● WRITTEN REQUEST: Wherever a line holds the string "subtitle", copy that line.

(Extracts from a graphics dataset)
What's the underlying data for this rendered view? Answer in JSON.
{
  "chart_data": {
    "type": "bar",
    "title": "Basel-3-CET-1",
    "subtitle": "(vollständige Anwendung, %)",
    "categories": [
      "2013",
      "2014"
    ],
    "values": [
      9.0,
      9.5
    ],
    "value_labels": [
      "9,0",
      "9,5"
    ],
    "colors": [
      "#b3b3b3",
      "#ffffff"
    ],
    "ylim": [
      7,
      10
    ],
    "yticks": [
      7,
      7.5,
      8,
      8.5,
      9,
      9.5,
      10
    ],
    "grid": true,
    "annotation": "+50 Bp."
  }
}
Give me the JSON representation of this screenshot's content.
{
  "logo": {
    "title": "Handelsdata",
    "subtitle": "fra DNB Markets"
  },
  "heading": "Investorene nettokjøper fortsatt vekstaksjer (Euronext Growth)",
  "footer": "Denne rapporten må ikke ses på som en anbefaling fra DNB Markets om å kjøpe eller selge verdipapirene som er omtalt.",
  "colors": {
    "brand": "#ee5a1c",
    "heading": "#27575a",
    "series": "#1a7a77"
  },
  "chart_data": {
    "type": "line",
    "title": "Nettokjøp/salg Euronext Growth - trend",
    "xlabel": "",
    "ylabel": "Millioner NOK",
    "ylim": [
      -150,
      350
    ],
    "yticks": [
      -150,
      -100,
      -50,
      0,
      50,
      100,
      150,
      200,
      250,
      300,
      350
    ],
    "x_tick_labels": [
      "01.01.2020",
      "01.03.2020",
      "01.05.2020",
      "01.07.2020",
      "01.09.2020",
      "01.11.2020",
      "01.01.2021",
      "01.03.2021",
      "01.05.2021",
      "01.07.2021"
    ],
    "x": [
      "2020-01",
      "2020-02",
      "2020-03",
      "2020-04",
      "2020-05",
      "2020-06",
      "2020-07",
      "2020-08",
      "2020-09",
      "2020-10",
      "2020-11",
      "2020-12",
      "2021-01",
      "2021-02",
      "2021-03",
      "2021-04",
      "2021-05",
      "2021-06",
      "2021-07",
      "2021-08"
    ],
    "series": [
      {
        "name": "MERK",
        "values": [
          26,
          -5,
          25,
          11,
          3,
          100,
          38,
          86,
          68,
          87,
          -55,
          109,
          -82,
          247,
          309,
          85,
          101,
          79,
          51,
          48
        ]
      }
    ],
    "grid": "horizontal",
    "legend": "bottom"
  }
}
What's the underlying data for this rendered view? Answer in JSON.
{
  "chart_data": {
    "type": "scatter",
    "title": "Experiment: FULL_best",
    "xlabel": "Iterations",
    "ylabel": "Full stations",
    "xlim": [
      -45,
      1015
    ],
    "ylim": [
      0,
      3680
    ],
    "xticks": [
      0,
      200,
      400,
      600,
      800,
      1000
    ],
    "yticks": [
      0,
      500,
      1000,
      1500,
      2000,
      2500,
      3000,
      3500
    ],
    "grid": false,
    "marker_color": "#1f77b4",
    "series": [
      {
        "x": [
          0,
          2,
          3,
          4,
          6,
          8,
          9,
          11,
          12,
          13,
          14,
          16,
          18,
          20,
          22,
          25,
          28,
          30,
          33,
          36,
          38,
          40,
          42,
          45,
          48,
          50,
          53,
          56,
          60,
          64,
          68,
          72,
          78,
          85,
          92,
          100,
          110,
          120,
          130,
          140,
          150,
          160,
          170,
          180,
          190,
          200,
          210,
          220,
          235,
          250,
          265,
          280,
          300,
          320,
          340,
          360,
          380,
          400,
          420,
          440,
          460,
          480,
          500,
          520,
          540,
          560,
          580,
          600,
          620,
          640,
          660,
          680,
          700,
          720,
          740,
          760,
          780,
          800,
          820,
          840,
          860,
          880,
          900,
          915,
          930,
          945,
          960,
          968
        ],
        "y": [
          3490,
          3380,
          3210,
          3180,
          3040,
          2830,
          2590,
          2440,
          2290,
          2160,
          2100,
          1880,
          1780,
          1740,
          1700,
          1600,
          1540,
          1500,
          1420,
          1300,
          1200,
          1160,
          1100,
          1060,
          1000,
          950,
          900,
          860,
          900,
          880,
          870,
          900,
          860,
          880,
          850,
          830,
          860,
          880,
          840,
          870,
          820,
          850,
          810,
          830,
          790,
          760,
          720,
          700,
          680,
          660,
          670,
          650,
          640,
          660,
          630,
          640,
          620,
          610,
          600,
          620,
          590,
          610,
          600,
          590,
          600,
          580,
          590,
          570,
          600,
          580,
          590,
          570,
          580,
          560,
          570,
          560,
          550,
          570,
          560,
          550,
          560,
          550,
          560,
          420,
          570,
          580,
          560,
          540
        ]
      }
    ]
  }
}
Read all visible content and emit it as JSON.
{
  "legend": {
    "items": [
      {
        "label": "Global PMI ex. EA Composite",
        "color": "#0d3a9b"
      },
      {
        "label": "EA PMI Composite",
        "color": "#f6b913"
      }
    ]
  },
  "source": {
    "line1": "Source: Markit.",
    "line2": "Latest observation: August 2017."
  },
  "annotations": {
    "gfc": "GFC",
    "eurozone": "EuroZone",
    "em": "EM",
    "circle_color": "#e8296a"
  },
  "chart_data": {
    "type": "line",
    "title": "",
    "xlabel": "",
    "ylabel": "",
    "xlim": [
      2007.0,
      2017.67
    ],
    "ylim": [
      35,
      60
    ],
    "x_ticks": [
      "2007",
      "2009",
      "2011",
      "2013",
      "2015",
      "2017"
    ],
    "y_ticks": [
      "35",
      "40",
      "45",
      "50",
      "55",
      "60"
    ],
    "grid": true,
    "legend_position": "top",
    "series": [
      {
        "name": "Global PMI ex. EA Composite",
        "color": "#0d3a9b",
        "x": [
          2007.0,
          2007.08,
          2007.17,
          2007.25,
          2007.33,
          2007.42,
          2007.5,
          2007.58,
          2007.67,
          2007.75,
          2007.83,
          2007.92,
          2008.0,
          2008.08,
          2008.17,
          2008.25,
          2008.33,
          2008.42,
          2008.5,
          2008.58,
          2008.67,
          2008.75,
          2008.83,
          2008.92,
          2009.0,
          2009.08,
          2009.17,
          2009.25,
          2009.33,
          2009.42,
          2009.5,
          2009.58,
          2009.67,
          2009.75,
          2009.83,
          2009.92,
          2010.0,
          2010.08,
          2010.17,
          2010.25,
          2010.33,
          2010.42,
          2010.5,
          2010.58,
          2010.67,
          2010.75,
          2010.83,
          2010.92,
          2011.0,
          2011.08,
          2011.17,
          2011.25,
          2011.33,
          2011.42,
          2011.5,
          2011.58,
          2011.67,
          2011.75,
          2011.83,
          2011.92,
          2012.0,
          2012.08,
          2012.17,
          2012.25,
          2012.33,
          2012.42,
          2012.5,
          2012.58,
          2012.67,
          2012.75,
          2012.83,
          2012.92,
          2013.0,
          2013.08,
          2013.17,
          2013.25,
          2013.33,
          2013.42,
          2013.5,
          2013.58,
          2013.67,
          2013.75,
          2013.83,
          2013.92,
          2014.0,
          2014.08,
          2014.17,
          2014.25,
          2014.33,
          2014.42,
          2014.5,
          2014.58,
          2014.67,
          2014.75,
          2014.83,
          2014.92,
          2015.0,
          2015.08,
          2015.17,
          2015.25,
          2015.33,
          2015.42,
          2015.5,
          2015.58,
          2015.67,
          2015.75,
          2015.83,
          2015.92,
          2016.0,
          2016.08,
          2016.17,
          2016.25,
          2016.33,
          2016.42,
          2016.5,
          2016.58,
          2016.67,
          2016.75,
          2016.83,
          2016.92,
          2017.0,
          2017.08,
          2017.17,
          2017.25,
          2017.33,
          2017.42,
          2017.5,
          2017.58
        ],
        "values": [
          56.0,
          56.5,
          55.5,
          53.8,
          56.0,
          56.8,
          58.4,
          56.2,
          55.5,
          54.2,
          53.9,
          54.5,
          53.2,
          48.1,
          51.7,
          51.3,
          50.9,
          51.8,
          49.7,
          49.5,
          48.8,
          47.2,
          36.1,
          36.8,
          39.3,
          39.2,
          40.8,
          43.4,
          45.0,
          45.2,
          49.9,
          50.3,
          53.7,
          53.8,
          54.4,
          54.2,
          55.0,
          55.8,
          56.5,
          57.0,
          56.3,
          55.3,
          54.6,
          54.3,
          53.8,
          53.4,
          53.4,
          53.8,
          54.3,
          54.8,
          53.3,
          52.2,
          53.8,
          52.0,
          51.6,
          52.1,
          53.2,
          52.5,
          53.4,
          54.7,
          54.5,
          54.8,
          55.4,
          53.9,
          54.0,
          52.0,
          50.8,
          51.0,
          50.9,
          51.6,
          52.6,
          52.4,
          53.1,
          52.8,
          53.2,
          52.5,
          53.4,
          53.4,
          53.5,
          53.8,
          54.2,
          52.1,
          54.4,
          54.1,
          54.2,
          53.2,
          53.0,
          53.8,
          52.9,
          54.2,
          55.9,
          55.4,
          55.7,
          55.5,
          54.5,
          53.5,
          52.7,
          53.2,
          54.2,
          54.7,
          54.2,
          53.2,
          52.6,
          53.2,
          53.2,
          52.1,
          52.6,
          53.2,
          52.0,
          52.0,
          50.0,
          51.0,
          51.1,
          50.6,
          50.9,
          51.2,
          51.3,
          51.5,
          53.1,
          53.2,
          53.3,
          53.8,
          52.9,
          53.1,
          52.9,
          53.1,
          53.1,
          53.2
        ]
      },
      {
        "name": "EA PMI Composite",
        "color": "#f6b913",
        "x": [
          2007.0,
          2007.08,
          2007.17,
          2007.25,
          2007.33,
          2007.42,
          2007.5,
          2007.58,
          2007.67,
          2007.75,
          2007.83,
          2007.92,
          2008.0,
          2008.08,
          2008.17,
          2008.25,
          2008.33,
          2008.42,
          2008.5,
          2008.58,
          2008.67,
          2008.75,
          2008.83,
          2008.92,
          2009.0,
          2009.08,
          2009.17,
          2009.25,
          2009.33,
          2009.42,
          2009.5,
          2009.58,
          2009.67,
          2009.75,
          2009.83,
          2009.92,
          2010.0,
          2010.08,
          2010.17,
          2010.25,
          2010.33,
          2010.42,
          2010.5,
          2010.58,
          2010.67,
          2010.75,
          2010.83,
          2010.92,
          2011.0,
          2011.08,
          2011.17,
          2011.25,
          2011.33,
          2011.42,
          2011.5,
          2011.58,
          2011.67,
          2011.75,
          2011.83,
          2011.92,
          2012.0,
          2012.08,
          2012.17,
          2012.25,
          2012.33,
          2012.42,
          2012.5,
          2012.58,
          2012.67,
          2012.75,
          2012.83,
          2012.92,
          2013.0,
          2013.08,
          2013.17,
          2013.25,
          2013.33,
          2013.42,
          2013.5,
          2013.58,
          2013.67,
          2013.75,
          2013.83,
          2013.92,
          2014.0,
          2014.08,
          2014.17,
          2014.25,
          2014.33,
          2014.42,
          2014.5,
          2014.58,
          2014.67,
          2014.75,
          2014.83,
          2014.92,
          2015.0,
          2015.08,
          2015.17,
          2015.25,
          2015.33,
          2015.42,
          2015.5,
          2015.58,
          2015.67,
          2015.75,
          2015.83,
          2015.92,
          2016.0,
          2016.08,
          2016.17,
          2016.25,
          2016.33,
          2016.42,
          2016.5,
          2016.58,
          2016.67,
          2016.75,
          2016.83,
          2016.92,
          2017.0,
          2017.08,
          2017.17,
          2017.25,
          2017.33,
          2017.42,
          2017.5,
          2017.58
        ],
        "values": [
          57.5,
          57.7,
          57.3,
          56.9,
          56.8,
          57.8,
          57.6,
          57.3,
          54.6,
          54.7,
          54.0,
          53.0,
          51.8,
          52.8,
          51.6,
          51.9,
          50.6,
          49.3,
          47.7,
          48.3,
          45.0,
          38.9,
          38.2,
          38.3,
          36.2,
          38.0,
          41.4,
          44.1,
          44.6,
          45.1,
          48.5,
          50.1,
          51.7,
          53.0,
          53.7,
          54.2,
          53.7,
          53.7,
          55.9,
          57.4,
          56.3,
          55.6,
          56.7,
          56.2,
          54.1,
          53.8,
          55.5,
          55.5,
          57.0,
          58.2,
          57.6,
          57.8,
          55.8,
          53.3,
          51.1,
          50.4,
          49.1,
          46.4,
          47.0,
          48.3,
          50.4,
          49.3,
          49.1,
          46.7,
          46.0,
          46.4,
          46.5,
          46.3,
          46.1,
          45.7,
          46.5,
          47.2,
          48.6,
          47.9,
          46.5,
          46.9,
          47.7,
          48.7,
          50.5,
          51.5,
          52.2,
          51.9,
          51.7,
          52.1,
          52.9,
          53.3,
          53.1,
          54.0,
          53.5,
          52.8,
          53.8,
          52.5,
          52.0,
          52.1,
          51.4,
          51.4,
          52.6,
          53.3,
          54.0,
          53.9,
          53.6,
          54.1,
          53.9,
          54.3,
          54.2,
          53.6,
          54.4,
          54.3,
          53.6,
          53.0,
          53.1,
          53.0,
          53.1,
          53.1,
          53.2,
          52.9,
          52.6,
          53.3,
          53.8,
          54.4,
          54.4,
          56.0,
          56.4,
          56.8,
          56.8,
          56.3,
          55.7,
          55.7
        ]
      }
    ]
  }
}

● SOLVED PROBLEM:
    "subtitle": "(vollständige Anwendung, %)",
    "subtitle": "fra DNB Markets"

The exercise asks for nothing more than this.